• DATA:
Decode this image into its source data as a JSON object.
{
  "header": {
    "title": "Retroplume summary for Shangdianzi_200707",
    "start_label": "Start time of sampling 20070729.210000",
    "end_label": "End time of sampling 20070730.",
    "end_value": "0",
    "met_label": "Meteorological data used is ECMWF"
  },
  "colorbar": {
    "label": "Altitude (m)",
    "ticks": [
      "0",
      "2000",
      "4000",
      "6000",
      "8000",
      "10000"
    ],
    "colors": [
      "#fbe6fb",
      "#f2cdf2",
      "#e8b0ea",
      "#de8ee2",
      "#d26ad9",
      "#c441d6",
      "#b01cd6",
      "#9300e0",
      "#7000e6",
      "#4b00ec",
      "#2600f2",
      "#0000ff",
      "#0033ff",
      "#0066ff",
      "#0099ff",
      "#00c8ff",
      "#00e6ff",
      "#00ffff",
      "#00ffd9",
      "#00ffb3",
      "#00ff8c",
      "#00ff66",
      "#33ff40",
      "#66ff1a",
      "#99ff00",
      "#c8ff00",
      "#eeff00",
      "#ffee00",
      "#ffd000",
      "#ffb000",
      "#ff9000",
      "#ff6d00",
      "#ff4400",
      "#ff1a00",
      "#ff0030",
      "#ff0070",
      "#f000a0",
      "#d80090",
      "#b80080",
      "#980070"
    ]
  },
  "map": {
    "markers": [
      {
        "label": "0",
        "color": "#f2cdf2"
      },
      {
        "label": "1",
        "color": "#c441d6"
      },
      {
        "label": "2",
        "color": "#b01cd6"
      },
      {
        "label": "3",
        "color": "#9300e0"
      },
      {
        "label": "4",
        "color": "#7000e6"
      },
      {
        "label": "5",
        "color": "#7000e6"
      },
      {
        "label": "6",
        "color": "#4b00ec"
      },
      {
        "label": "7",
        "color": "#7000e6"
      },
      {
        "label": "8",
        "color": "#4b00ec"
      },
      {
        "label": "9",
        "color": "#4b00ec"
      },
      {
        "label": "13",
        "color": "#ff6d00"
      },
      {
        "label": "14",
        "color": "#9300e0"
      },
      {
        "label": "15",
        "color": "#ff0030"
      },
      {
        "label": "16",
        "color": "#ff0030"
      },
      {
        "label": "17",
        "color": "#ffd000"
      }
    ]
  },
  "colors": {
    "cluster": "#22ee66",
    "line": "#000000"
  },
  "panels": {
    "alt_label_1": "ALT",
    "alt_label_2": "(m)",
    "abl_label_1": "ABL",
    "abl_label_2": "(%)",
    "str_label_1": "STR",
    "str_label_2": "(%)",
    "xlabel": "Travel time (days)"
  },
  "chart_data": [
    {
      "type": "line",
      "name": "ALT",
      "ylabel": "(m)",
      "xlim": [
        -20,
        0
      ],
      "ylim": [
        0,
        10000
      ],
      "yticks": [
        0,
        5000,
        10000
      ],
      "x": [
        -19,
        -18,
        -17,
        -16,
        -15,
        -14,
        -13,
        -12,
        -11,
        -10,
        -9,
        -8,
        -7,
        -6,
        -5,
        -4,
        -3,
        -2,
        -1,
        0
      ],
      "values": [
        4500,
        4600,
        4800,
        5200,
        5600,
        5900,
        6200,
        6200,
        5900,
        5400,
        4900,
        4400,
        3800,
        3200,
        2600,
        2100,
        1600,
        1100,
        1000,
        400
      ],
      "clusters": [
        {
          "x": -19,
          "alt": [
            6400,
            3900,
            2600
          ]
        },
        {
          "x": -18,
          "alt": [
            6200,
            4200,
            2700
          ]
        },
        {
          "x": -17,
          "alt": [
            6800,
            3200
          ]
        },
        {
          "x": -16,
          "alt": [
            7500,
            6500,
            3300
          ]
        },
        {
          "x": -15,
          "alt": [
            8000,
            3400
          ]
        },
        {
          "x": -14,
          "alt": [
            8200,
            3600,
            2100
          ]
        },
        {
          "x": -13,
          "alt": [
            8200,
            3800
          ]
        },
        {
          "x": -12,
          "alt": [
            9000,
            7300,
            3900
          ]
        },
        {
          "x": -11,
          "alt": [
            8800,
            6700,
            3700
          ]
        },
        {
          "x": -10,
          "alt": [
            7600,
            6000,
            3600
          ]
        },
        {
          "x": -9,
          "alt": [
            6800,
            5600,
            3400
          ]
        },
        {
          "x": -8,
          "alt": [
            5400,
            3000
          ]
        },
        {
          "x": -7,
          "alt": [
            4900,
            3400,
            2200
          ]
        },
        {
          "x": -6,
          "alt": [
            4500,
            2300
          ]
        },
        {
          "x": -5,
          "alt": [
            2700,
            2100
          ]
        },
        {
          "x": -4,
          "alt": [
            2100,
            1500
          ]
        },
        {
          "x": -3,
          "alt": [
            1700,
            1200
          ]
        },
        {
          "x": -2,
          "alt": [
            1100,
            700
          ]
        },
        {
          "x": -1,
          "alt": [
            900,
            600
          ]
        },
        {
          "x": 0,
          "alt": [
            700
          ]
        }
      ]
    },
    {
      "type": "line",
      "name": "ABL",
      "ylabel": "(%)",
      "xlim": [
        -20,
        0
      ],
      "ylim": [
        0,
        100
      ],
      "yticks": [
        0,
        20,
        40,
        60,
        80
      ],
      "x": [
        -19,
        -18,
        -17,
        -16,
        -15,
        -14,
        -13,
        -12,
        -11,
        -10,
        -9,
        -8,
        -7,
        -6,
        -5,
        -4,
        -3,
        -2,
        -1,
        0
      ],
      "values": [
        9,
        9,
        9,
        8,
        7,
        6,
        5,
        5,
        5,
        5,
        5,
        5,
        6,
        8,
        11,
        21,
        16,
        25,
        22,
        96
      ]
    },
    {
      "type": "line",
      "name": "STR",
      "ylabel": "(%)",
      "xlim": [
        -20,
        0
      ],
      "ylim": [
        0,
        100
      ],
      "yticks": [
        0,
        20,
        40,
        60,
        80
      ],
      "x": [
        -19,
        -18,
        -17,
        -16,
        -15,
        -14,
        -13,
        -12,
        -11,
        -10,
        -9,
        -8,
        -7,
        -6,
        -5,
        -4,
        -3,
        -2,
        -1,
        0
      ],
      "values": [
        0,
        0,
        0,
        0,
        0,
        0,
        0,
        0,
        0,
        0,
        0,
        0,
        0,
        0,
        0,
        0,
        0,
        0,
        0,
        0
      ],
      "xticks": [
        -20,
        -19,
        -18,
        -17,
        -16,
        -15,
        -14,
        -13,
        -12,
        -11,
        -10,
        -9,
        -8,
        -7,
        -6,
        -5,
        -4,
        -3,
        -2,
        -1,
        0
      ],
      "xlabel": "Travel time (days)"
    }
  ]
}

• EXERCISE OBJECTIVE: Check each line above for the string "time" and report how many lines have it, giving only the number.

• SOLUTION TO THIS EXERCISE: 4